* What you need to do
Pick out each line containing the string "языка" and copy it.

* Extracted information
● ● ● ● ● ● ●
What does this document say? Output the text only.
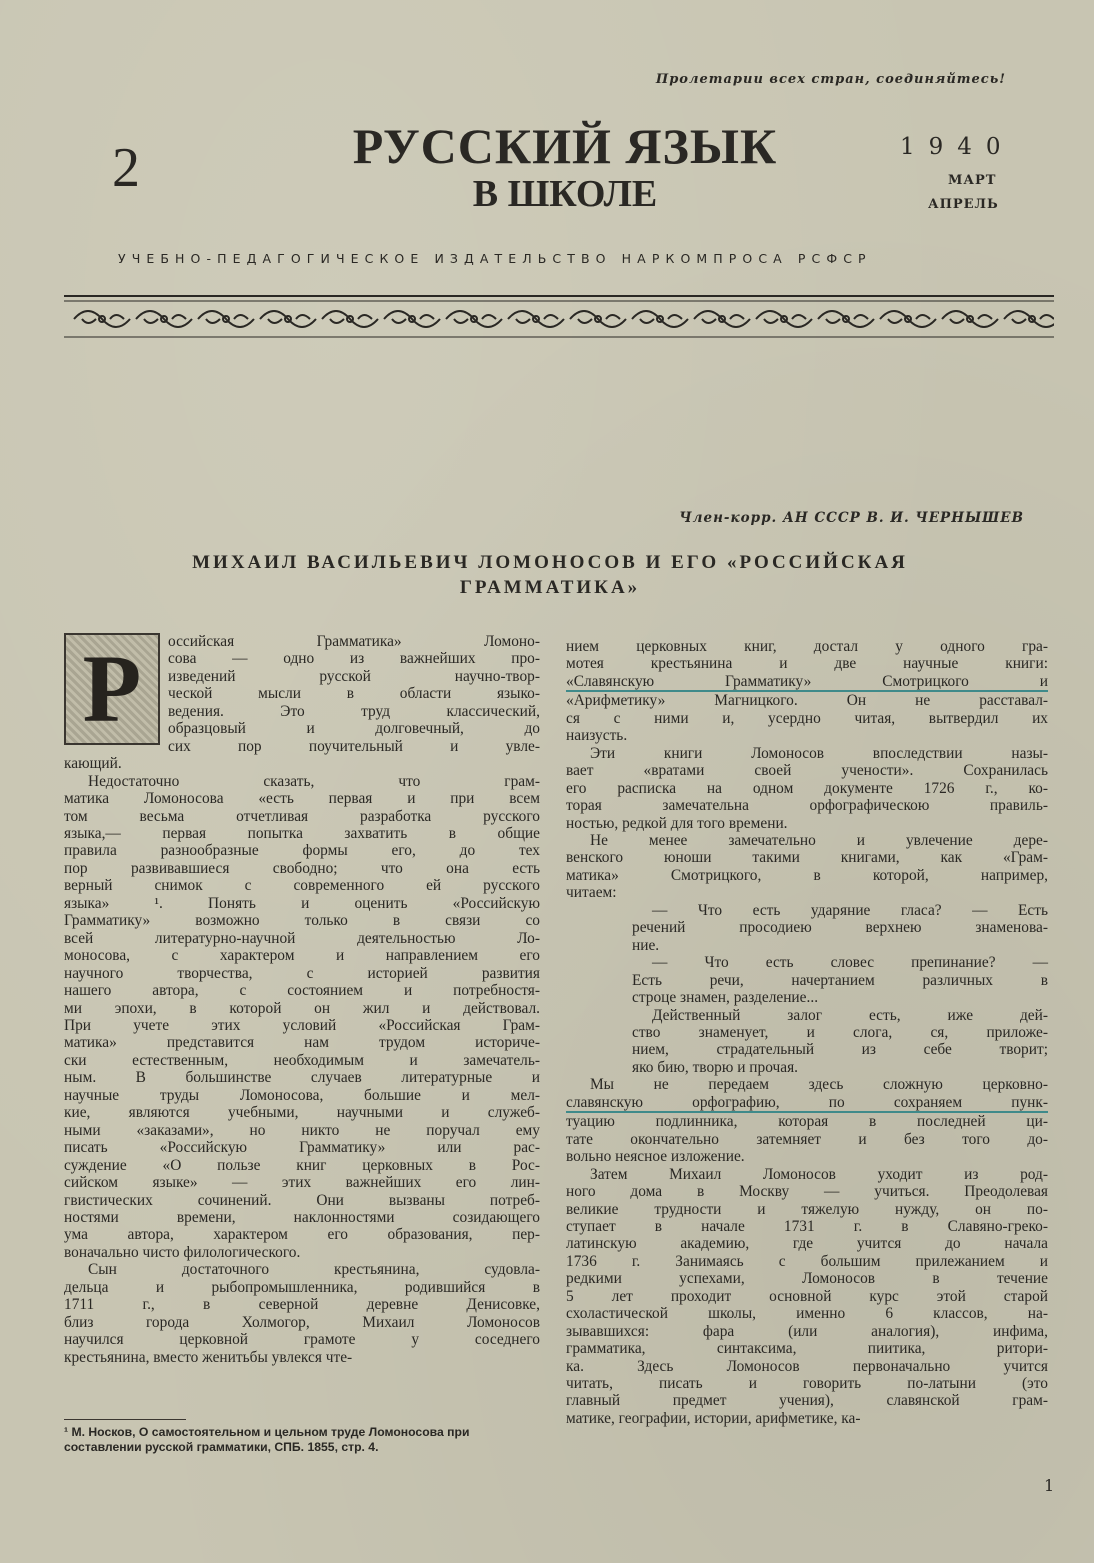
Пролетарии всех стран, соединяйтесь!
2	РУССКИЙ ЯЗЫК
В ШКОЛЕ
1940
МАРТ
АПРЕЛЬ
УЧЕБНО-ПЕДАГОГИЧЕСКОЕ ИЗДАТЕЛЬСТВО НАРКОМПРОСА РСФСР
Член-корр. АН СССР В. И. ЧЕРНЫШЕВ
МИХАИЛ ВАСИЛЬЕВИЧ ЛОМОНОСОВ И ЕГО «РОССИЙСКАЯ
ГРАММАТИКА»
Р	оссийская Грамматика» Ломоно-
сова — одно из важнейших про-
изведений русской научно-твор-
ческой мысли в области языко-
ведения. Это труд классический,
образцовый и долговечный, до
сих пор поучительный и увле-
кающий.
Недостаточно сказать, что грам-
матика Ломоносова «есть первая и при всем
том весьма отчетливая разработка русского
языка,— первая попытка захватить в общие
правила разнообразные формы его, до тех
пор развивавшиеся свободно; что она есть
верный снимок с современного ей русского
языка» ¹. Понять и оценить «Российскую
Грамматику» возможно только в связи со
всей литературно-научной деятельностью Ло-
моносова, с характером и направлением его
научного творчества, с историей развития
нашего автора, с состоянием и потребностя-
ми эпохи, в которой он жил и действовал.
При учете этих условий «Российская Грам-
матика» представится нам трудом историче-
ски естественным, необходимым и замечатель-
ным. В большинстве случаев литературные и
научные труды Ломоносова, большие и мел-
кие, являются учебными, научными и служеб-
ными «заказами», но никто не поручал ему
писать «Российскую Грамматику» или рас-
суждение «О пользе книг церковных в Рос-
сийском языке» — этих важнейших его лин-
гвистических сочинений. Они вызваны потреб-
ностями времени, наклонностями созидающего
ума автора, характером его образования, пер-
воначально чисто филологического.
Сын достаточного крестьянина, судовла-
дельца и рыбопромышленника, родившийся в
1711 г., в северной деревне Денисовке,
близ города Холмогор, Михаил Ломоносов
научился церковной грамоте у соседнего
крестьянина, вместо женитьбы увлекся чте-
нием церковных книг, достал у одного гра-
мотея крестьянина и две научные книги:
«Славянскую Грамматику» Смотрицкого и
«Арифметику» Магницкого. Он не расставал-
ся с ними и, усердно читая, вытвердил их
наизусть.
Эти книги Ломоносов впоследствии назы-
вает «вратами своей учености». Сохранилась
его расписка на одном документе 1726 г., ко-
торая замечательна орфографическою правиль-
ностью, редкой для того времени.
Не менее замечательно и увлечение дере-
венского юноши такими книгами, как «Грам-
матика» Смотрицкого, в которой, например,
читаем:
— Что есть ударяние гласа? — Есть
речений просодиею верхнею знаменова-
ние.
— Что есть словес препинание? —
Есть речи, начертанием различных в
строце знамен, разделение...
Действенный залог есть, иже дей-
ство знаменует, и слога, ся, приложе-
нием, страдательный из себе творит;
яко бию, творю и прочая.
Мы не передаем здесь сложную церковно-
славянскую орфографию, по сохраняем пунк-
туацию подлинника, которая в последней ци-
тате окончательно затемняет и без того до-
вольно неясное изложение.
Затем Михаил Ломоносов уходит из род-
ного дома в Москву — учиться. Преодолевая
великие трудности и тяжелую нужду, он по-
ступает в начале 1731 г. в Славяно-греко-
латинскую академию, где учится до начала
1736 г. Занимаясь с большим прилежанием и
редкими успехами, Ломоносов в течение
5 лет проходит основной курс этой старой
схоластической школы, именно 6 классов, на-
зывавшихся: фара (или аналогия), инфима,
грамматика, синтаксима, пиитика, ритори-
ка. Здесь Ломоносов первоначально учится
читать, писать и говорить по-латыни (это
главный предмет учения), славянской грам-
матике, географии, истории, арифметике, ка-
¹ М. Носков, О самостоятельном и цельном труде Ломоносова при составлении русской грамматики, СПБ. 1855, стр. 4.
1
● ● ● ● ● ● ●
* Task response
языка,— первая попытка захватить в общие
языка» ¹. Понять и оценить «Российскую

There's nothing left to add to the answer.